* **Data records**

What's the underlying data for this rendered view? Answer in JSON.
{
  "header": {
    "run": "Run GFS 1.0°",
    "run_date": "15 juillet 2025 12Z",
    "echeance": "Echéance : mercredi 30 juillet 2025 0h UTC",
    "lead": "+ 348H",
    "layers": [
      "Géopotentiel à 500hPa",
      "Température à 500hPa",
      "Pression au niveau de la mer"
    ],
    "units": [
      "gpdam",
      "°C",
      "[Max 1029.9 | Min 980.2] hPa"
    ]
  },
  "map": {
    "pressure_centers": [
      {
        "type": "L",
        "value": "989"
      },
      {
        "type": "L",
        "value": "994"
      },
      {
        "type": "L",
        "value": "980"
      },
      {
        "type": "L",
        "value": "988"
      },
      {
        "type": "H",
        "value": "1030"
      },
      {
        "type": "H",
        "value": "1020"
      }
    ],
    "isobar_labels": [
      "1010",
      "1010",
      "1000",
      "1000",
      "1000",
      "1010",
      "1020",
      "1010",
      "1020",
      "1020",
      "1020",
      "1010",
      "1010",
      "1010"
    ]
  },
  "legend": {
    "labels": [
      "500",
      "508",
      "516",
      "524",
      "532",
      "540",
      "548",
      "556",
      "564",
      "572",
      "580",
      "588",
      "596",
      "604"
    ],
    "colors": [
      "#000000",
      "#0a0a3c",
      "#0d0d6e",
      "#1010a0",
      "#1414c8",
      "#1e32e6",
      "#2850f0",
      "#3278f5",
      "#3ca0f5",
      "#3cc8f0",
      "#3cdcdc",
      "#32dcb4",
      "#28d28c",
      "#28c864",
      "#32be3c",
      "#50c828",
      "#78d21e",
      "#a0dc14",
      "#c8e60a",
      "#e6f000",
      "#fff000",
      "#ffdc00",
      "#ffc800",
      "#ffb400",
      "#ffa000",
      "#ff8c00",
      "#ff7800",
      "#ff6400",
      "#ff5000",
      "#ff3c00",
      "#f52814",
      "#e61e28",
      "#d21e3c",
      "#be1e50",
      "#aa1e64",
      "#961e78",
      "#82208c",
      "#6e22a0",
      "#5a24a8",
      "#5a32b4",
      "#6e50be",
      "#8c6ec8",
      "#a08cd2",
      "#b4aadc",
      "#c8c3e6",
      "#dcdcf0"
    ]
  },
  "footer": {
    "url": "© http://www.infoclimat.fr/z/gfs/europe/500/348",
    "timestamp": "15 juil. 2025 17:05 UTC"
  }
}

* **Requirement**
State the count of lines above containing the string "value", and add nothing to it.

* **Problem solution**
6